-- EXERCISE GOAL --
Count how many lines hold the string "models", and give only that number.

-- Records from a data source --
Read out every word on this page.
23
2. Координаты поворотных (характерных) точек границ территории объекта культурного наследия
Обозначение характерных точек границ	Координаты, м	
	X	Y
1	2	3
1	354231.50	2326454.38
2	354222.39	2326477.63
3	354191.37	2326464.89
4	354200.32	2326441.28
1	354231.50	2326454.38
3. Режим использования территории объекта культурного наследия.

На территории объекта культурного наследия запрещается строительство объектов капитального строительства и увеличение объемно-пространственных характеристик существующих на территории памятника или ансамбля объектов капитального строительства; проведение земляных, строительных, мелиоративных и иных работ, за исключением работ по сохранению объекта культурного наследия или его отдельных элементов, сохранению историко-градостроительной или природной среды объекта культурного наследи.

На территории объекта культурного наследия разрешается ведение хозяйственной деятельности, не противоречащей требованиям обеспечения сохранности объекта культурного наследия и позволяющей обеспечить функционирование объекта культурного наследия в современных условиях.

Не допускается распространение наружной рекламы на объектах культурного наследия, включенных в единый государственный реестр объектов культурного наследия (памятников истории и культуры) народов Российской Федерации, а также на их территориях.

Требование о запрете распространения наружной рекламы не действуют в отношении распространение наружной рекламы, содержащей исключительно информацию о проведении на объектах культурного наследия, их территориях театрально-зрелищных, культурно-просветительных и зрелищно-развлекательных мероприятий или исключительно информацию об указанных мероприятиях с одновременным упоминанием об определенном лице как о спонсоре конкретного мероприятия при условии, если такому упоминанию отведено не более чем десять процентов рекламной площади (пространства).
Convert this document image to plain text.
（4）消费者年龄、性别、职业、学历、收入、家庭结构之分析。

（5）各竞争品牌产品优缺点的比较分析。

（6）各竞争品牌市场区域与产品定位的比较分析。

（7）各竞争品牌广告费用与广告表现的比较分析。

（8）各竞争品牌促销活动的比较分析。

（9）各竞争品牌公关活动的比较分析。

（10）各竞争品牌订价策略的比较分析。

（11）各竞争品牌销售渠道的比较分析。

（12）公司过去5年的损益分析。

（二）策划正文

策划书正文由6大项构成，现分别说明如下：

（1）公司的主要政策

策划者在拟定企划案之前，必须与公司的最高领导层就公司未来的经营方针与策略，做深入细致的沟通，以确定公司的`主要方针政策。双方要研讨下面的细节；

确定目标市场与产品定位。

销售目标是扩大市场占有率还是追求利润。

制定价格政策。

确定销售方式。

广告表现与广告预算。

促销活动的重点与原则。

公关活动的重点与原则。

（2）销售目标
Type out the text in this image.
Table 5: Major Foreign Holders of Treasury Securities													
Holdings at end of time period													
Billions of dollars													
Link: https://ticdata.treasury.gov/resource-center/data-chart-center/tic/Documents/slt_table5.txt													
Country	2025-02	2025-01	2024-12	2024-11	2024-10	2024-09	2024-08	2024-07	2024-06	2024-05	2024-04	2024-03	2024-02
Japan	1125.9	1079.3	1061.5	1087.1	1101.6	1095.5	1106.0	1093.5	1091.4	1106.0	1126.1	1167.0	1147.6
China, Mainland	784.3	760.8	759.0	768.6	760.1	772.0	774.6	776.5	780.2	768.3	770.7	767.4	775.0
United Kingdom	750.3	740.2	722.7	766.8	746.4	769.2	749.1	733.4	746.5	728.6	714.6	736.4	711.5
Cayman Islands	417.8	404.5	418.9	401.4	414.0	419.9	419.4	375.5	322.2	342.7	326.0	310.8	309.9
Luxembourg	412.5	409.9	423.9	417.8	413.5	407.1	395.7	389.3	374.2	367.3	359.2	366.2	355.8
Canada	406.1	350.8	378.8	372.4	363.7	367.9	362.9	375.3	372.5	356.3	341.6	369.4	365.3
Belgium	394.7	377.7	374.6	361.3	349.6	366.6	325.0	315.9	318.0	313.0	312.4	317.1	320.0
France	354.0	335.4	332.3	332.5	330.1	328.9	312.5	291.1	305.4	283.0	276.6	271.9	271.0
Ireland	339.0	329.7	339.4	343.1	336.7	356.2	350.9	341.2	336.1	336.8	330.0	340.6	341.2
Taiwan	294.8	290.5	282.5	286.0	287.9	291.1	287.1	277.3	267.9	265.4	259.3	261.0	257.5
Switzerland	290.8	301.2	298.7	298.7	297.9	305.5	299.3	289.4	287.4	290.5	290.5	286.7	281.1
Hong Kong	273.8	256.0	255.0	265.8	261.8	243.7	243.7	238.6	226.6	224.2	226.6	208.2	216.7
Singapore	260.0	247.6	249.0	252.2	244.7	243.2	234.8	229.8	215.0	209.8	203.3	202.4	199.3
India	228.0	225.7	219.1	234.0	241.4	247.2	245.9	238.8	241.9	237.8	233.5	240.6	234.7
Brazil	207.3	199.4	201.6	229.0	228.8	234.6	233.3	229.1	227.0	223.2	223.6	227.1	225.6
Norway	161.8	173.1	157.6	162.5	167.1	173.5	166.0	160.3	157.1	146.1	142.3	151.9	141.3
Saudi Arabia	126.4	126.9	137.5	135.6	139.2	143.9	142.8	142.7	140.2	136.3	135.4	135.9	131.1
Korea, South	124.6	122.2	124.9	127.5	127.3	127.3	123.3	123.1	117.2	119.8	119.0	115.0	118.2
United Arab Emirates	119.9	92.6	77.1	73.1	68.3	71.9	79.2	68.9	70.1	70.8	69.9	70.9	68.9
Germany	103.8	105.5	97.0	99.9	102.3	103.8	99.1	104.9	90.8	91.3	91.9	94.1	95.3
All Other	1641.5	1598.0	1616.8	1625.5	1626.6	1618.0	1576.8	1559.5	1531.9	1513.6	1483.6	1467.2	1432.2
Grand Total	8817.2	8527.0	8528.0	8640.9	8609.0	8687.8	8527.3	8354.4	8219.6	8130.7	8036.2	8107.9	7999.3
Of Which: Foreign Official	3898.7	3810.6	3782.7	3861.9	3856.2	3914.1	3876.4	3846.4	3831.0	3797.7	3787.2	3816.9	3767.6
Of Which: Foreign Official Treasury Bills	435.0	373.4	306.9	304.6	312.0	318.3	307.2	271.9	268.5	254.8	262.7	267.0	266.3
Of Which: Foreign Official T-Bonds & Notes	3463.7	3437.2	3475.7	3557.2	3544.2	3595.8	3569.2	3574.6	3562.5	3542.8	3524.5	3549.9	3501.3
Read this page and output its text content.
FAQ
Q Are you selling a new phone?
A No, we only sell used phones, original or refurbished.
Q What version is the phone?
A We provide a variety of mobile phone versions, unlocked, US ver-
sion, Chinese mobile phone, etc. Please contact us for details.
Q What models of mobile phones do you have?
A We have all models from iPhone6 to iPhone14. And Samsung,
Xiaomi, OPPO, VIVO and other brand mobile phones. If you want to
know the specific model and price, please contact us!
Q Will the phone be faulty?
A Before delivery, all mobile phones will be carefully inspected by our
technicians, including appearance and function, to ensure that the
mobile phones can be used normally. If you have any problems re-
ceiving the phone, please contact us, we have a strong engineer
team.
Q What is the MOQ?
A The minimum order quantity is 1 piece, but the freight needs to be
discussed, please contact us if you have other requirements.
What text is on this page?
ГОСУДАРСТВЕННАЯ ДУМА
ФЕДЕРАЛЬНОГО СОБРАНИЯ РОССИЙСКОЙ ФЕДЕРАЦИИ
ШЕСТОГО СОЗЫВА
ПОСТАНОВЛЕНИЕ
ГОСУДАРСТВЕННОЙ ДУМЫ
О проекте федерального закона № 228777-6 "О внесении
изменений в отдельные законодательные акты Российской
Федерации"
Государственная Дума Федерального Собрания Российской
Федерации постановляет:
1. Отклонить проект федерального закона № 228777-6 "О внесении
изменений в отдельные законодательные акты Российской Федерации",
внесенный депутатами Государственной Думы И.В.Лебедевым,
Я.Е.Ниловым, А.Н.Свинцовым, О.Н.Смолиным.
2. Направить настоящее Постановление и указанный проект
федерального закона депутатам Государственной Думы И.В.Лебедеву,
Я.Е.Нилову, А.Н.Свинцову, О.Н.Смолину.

-- PROBLEM SOLUTION --
2